◆ **GIVEN EXERCISE**: Copy every line of the items below verbatim, leaving out the pictures.

-- begin DATA TO PROCESS --

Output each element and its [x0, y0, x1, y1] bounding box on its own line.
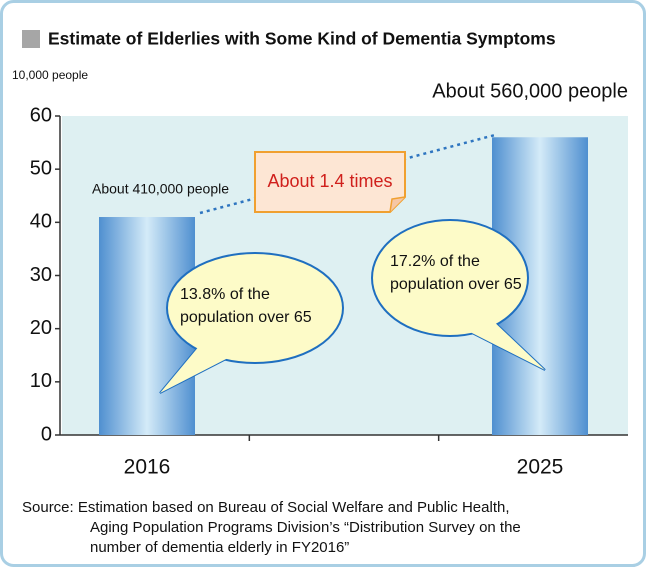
source-text: number of dementia elderly in FY2016”	[90, 539, 349, 556]
callout-tail-fill	[470, 318, 545, 370]
ratio-note: About 1.4 times	[267, 171, 392, 191]
callout-text: population over 65	[390, 276, 522, 293]
x-tick-label: 2016	[124, 456, 171, 479]
chart-title: Estimate of Elderlies with Some Kind of …	[48, 29, 556, 49]
y-tick-label: 40	[30, 211, 52, 233]
y-tick-label: 10	[30, 370, 52, 392]
y-tick-label: 30	[30, 264, 52, 286]
source-text: Source: Estimation based on Bureau of So…	[22, 499, 510, 516]
value-label: About 410,000 people	[92, 181, 229, 197]
callout-text: 17.2% of the	[390, 253, 480, 270]
callout-text: population over 65	[180, 309, 312, 326]
value-label: About 560,000 people	[432, 80, 628, 102]
title-icon	[22, 30, 40, 48]
callout-bubble	[166, 252, 344, 364]
y-tick-label: 50	[30, 157, 52, 179]
x-tick-label: 2025	[517, 456, 564, 479]
y-tick-label: 20	[30, 317, 52, 339]
connector	[199, 133, 496, 215]
y-tick-label: 60	[30, 104, 52, 126]
callout-text: 13.8% of the	[180, 286, 270, 303]
y-tick-label: 0	[41, 423, 52, 445]
source-text: Aging Population Programs Division’s “Di…	[90, 519, 521, 536]
callout-bubble	[371, 219, 529, 337]
note-fold	[389, 196, 406, 213]
y-axis-label: 10,000 people	[12, 68, 88, 82]
callout-tail-fill	[160, 345, 228, 393]
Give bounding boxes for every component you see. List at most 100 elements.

-- end DATA TO PROCESS --

◆ **RESULT OF THE EXERCISE**:
Output each element and its [x0, y0, x1, y1] bounding box on its own line.
source-text: number of dementia elderly in FY2016”	[90, 539, 349, 556]
callout-tail-fill	[470, 318, 545, 370]
ratio-note: About 1.4 times	[267, 171, 392, 191]
callout-text: population over 65	[390, 276, 522, 293]
x-tick-label: 2016	[124, 456, 171, 479]
chart-title: Estimate of Elderlies with Some Kind of …	[48, 29, 556, 49]
y-tick-label: 40	[30, 211, 52, 233]
y-tick-label: 10	[30, 370, 52, 392]
y-tick-label: 30	[30, 264, 52, 286]
source-text: Source: Estimation based on Bureau of So…	[22, 499, 510, 516]
value-label: About 410,000 people	[92, 181, 229, 197]
callout-text: 17.2% of the	[390, 253, 480, 270]
callout-text: population over 65	[180, 309, 312, 326]
value-label: About 560,000 people	[432, 80, 628, 102]
title-icon	[22, 30, 40, 48]
callout-bubble	[166, 252, 344, 364]
y-tick-label: 50	[30, 157, 52, 179]
x-tick-label: 2025	[517, 456, 564, 479]
y-tick-label: 20	[30, 317, 52, 339]
connector	[199, 133, 496, 215]
y-tick-label: 60	[30, 104, 52, 126]
callout-text: 13.8% of the	[180, 286, 270, 303]
y-tick-label: 0	[41, 423, 52, 445]
source-text: Aging Population Programs Division’s “Di…	[90, 519, 521, 536]
callout-bubble	[371, 219, 529, 337]
note-fold	[389, 196, 406, 213]
y-axis-label: 10,000 people	[12, 68, 88, 82]
callout-tail-fill	[160, 345, 228, 393]
Give bounding boxes for every component you see. List at most 100 elements.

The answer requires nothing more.